■ **Task goal**: State how many lines of the entries hold the string "player", and nothing more.

■ **Data for processing**:
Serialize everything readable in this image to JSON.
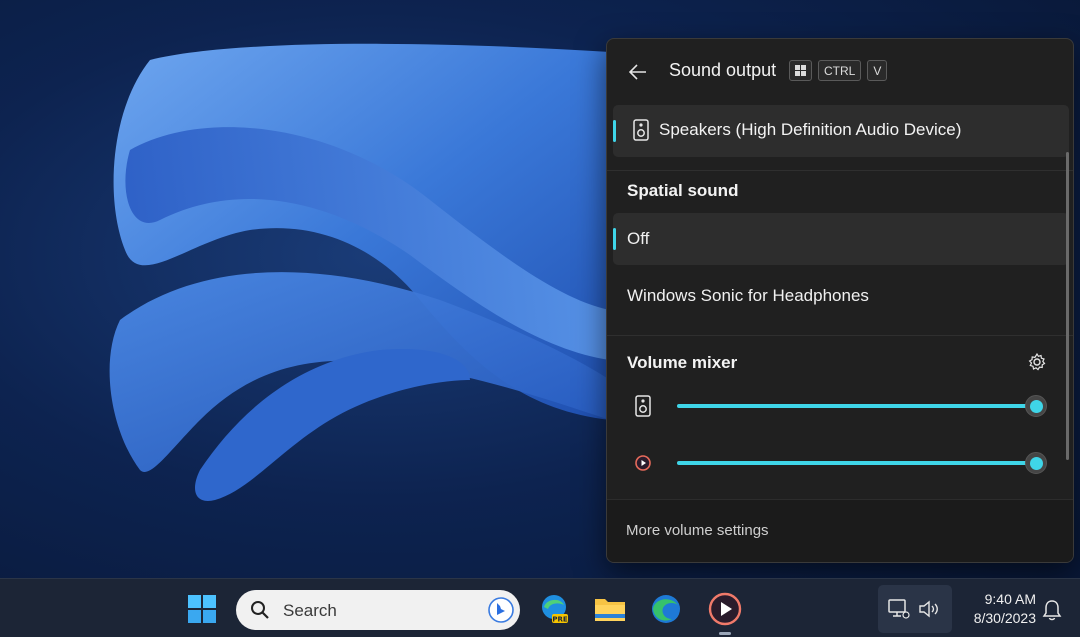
{
  "flyout": {
    "title": "Sound output",
    "shortcut_keys": [
      "CTRL",
      "V"
    ],
    "device": {
      "label": "Speakers (High Definition Audio Device)",
      "icon": "speaker-icon",
      "selected": true
    },
    "spatial_sound": {
      "heading": "Spatial sound",
      "options": [
        {
          "label": "Off",
          "selected": true
        },
        {
          "label": "Windows Sonic for Headphones",
          "selected": false
        }
      ]
    },
    "volume_mixer": {
      "heading": "Volume mixer",
      "sliders": [
        {
          "icon": "speaker-icon",
          "level_percent": 100
        },
        {
          "icon": "media-player-icon",
          "level_percent": 100
        }
      ]
    },
    "footer_link": "More volume settings"
  },
  "taskbar": {
    "search_placeholder": "Search",
    "apps": [
      "windows-start-icon",
      "edge-preview-icon",
      "file-explorer-icon",
      "edge-icon",
      "media-player-icon"
    ],
    "tray": {
      "icons": [
        "network-icon",
        "volume-icon"
      ]
    },
    "time": "9:40 AM",
    "date": "8/30/2023"
  },
  "colors": {
    "accent": "#3fd5e8",
    "flyout_bg": "#202020",
    "taskbar_bg": "#1c2536"
  }
}
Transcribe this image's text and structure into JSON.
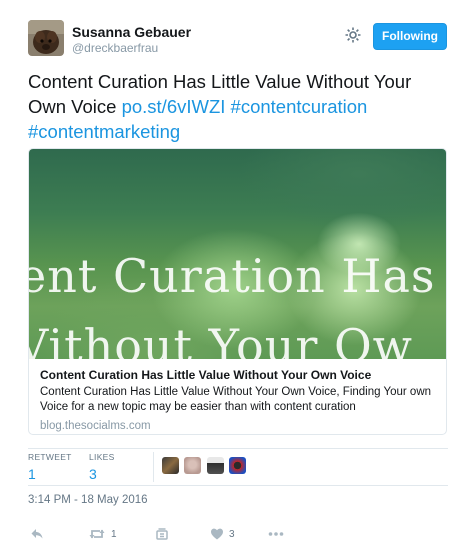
{
  "user": {
    "name": "Susanna Gebauer",
    "handle": "@dreckbaerfrau"
  },
  "follow_button": {
    "label": "Following"
  },
  "tweet": {
    "text": "Content Curation Has Little Value Without Your Own Voice",
    "link": "po.st/6vIWZI",
    "hashtag1": "#contentcuration",
    "hashtag2": "#contentmarketing"
  },
  "card": {
    "image_line1": "ent Curation Has",
    "image_line2": "Vithout Your Ow",
    "title": "Content Curation Has Little Value Without Your Own Voice",
    "description": "Content Curation Has Little Value Without Your Own Voice, Finding Your own Voice for a new topic may be easier than with content curation",
    "domain": "blog.thesocialms.com"
  },
  "stats": {
    "retweets_label": "RETWEET",
    "retweets_value": "1",
    "likes_label": "LIKES",
    "likes_value": "3"
  },
  "timestamp": "3:14 PM - 18 May 2016",
  "actions": {
    "reply_icon": "reply-icon",
    "retweet_icon": "retweet-icon",
    "retweet_count": "1",
    "stack_icon": "stack-icon",
    "like_icon": "heart-icon",
    "like_count": "3",
    "more_icon": "more-icon"
  },
  "colors": {
    "accent": "#1da1f2",
    "link": "#1b95e0"
  }
}
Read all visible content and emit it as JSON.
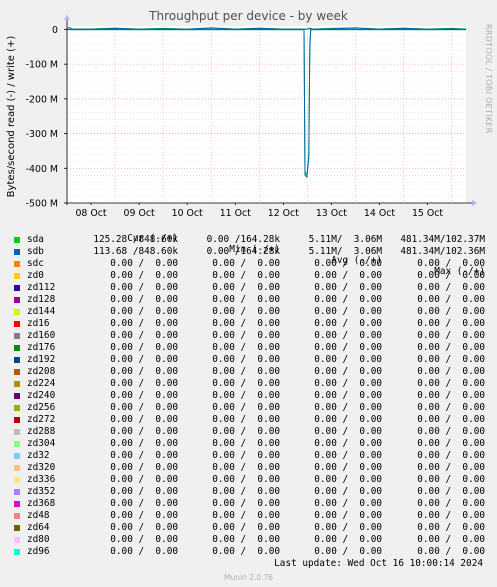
{
  "chart_data": {
    "type": "line",
    "title": "Throughput per device - by week",
    "ylabel": "Bytes/second read (-) / write (+)",
    "ylim": [
      -500000000,
      10000000
    ],
    "ytick_values": [
      0,
      -100000000,
      -200000000,
      -300000000,
      -400000000,
      -500000000
    ],
    "ytick_labels": [
      "0",
      "-100 M",
      "-200 M",
      "-300 M",
      "-400 M",
      "-500 M"
    ],
    "xlim": [
      0,
      8.3
    ],
    "xtick_values": [
      0.5,
      1.5,
      2.5,
      3.5,
      4.5,
      5.5,
      6.5,
      7.5
    ],
    "xtick_labels": [
      "08 Oct",
      "09 Oct",
      "10 Oct",
      "11 Oct",
      "12 Oct",
      "13 Oct",
      "14 Oct",
      "15 Oct"
    ],
    "grid": true,
    "series": [
      {
        "name": "sda",
        "color": "#00cc00",
        "write": [
          [
            0,
            3000000
          ],
          [
            0.05,
            6000000
          ],
          [
            0.1,
            1000000
          ],
          [
            0.5,
            1500000
          ],
          [
            1,
            4000000
          ],
          [
            1.5,
            1000000
          ],
          [
            2,
            3000000
          ],
          [
            2.5,
            1000000
          ],
          [
            3,
            5000000
          ],
          [
            3.5,
            1000000
          ],
          [
            4,
            4000000
          ],
          [
            4.5,
            1000000
          ],
          [
            4.98,
            1000000
          ],
          [
            5.0,
            1000000
          ],
          [
            5.05,
            4000000
          ],
          [
            5.1,
            1000000
          ],
          [
            5.5,
            3000000
          ],
          [
            6,
            5000000
          ],
          [
            6.5,
            1000000
          ],
          [
            7,
            4000000
          ],
          [
            7.5,
            1000000
          ],
          [
            8,
            3000000
          ],
          [
            8.3,
            1000000
          ]
        ],
        "read": [
          [
            0,
            -500000
          ],
          [
            1,
            -500000
          ],
          [
            2,
            -500000
          ],
          [
            3,
            -500000
          ],
          [
            4,
            -500000
          ],
          [
            4.93,
            -500000
          ],
          [
            4.95,
            -410000000
          ],
          [
            4.99,
            -420000000
          ],
          [
            5.03,
            -360000000
          ],
          [
            5.05,
            -40000000
          ],
          [
            5.07,
            -500000
          ],
          [
            6,
            -500000
          ],
          [
            7,
            -500000
          ],
          [
            8.3,
            -500000
          ]
        ]
      },
      {
        "name": "sdb",
        "color": "#0066b3",
        "write": [
          [
            0,
            2000000
          ],
          [
            0.05,
            5000000
          ],
          [
            0.1,
            1000000
          ],
          [
            0.5,
            1000000
          ],
          [
            1,
            3000000
          ],
          [
            1.5,
            1000000
          ],
          [
            2,
            2000000
          ],
          [
            2.5,
            1000000
          ],
          [
            3,
            4000000
          ],
          [
            3.5,
            1000000
          ],
          [
            4,
            3000000
          ],
          [
            4.5,
            1000000
          ],
          [
            4.98,
            1000000
          ],
          [
            5.0,
            1000000
          ],
          [
            5.05,
            3000000
          ],
          [
            5.1,
            1000000
          ],
          [
            5.5,
            2000000
          ],
          [
            6,
            4000000
          ],
          [
            6.5,
            1000000
          ],
          [
            7,
            3000000
          ],
          [
            7.5,
            1000000
          ],
          [
            8,
            2000000
          ],
          [
            8.3,
            1000000
          ]
        ],
        "read": [
          [
            0,
            -500000
          ],
          [
            1,
            -500000
          ],
          [
            2,
            -500000
          ],
          [
            3,
            -500000
          ],
          [
            4,
            -500000
          ],
          [
            4.93,
            -500000
          ],
          [
            4.95,
            -420000000
          ],
          [
            4.99,
            -425000000
          ],
          [
            5.03,
            -370000000
          ],
          [
            5.05,
            -60000000
          ],
          [
            5.07,
            -500000
          ],
          [
            6,
            -500000
          ],
          [
            7,
            -500000
          ],
          [
            8.3,
            -500000
          ]
        ]
      }
    ]
  },
  "side_label": "RRDTOOL / TOBI OETIKER",
  "legend": {
    "headers": {
      "cur": "Cur (-/+)",
      "min": "Min (-/+)",
      "avg": "Avg (-/+)",
      "max": "Max (-/+)"
    },
    "rows": [
      {
        "name": "sda",
        "color": "#00cc00",
        "cur": "125.28 /848.60k",
        "min": "0.00 /164.28k",
        "avg": "5.11M/  3.06M",
        "max": "481.34M/102.37M"
      },
      {
        "name": "sdb",
        "color": "#0066b3",
        "cur": "113.68 /848.60k",
        "min": "0.00 /164.28k",
        "avg": "5.11M/  3.06M",
        "max": "481.34M/102.36M"
      },
      {
        "name": "sdc",
        "color": "#ff8000",
        "cur": "0.00 /  0.00",
        "min": "0.00 /  0.00",
        "avg": "0.00 /  0.00",
        "max": "0.00 /  0.00"
      },
      {
        "name": "zd0",
        "color": "#ffcc00",
        "cur": "0.00 /  0.00",
        "min": "0.00 /  0.00",
        "avg": "0.00 /  0.00",
        "max": "0.00 /  0.00"
      },
      {
        "name": "zd112",
        "color": "#330099",
        "cur": "0.00 /  0.00",
        "min": "0.00 /  0.00",
        "avg": "0.00 /  0.00",
        "max": "0.00 /  0.00"
      },
      {
        "name": "zd128",
        "color": "#990099",
        "cur": "0.00 /  0.00",
        "min": "0.00 /  0.00",
        "avg": "0.00 /  0.00",
        "max": "0.00 /  0.00"
      },
      {
        "name": "zd144",
        "color": "#ccff00",
        "cur": "0.00 /  0.00",
        "min": "0.00 /  0.00",
        "avg": "0.00 /  0.00",
        "max": "0.00 /  0.00"
      },
      {
        "name": "zd16",
        "color": "#ff0000",
        "cur": "0.00 /  0.00",
        "min": "0.00 /  0.00",
        "avg": "0.00 /  0.00",
        "max": "0.00 /  0.00"
      },
      {
        "name": "zd160",
        "color": "#808080",
        "cur": "0.00 /  0.00",
        "min": "0.00 /  0.00",
        "avg": "0.00 /  0.00",
        "max": "0.00 /  0.00"
      },
      {
        "name": "zd176",
        "color": "#008f00",
        "cur": "0.00 /  0.00",
        "min": "0.00 /  0.00",
        "avg": "0.00 /  0.00",
        "max": "0.00 /  0.00"
      },
      {
        "name": "zd192",
        "color": "#00487d",
        "cur": "0.00 /  0.00",
        "min": "0.00 /  0.00",
        "avg": "0.00 /  0.00",
        "max": "0.00 /  0.00"
      },
      {
        "name": "zd208",
        "color": "#b35a00",
        "cur": "0.00 /  0.00",
        "min": "0.00 /  0.00",
        "avg": "0.00 /  0.00",
        "max": "0.00 /  0.00"
      },
      {
        "name": "zd224",
        "color": "#b38f00",
        "cur": "0.00 /  0.00",
        "min": "0.00 /  0.00",
        "avg": "0.00 /  0.00",
        "max": "0.00 /  0.00"
      },
      {
        "name": "zd240",
        "color": "#6b006b",
        "cur": "0.00 /  0.00",
        "min": "0.00 /  0.00",
        "avg": "0.00 /  0.00",
        "max": "0.00 /  0.00"
      },
      {
        "name": "zd256",
        "color": "#8fb300",
        "cur": "0.00 /  0.00",
        "min": "0.00 /  0.00",
        "avg": "0.00 /  0.00",
        "max": "0.00 /  0.00"
      },
      {
        "name": "zd272",
        "color": "#b30000",
        "cur": "0.00 /  0.00",
        "min": "0.00 /  0.00",
        "avg": "0.00 /  0.00",
        "max": "0.00 /  0.00"
      },
      {
        "name": "zd288",
        "color": "#bebebe",
        "cur": "0.00 /  0.00",
        "min": "0.00 /  0.00",
        "avg": "0.00 /  0.00",
        "max": "0.00 /  0.00"
      },
      {
        "name": "zd304",
        "color": "#80ff80",
        "cur": "0.00 /  0.00",
        "min": "0.00 /  0.00",
        "avg": "0.00 /  0.00",
        "max": "0.00 /  0.00"
      },
      {
        "name": "zd32",
        "color": "#80c9ff",
        "cur": "0.00 /  0.00",
        "min": "0.00 /  0.00",
        "avg": "0.00 /  0.00",
        "max": "0.00 /  0.00"
      },
      {
        "name": "zd320",
        "color": "#ffc080",
        "cur": "0.00 /  0.00",
        "min": "0.00 /  0.00",
        "avg": "0.00 /  0.00",
        "max": "0.00 /  0.00"
      },
      {
        "name": "zd336",
        "color": "#ffe680",
        "cur": "0.00 /  0.00",
        "min": "0.00 /  0.00",
        "avg": "0.00 /  0.00",
        "max": "0.00 /  0.00"
      },
      {
        "name": "zd352",
        "color": "#aa80ff",
        "cur": "0.00 /  0.00",
        "min": "0.00 /  0.00",
        "avg": "0.00 /  0.00",
        "max": "0.00 /  0.00"
      },
      {
        "name": "zd368",
        "color": "#ee00cc",
        "cur": "0.00 /  0.00",
        "min": "0.00 /  0.00",
        "avg": "0.00 /  0.00",
        "max": "0.00 /  0.00"
      },
      {
        "name": "zd48",
        "color": "#ff8080",
        "cur": "0.00 /  0.00",
        "min": "0.00 /  0.00",
        "avg": "0.00 /  0.00",
        "max": "0.00 /  0.00"
      },
      {
        "name": "zd64",
        "color": "#666600",
        "cur": "0.00 /  0.00",
        "min": "0.00 /  0.00",
        "avg": "0.00 /  0.00",
        "max": "0.00 /  0.00"
      },
      {
        "name": "zd80",
        "color": "#ffbfff",
        "cur": "0.00 /  0.00",
        "min": "0.00 /  0.00",
        "avg": "0.00 /  0.00",
        "max": "0.00 /  0.00"
      },
      {
        "name": "zd96",
        "color": "#00ffcc",
        "cur": "0.00 /  0.00",
        "min": "0.00 /  0.00",
        "avg": "0.00 /  0.00",
        "max": "0.00 /  0.00"
      }
    ]
  },
  "last_update": "Last update: Wed Oct 16 10:00:14 2024",
  "footer_version": "Munin 2.0.76"
}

■ **Exercise response**: 2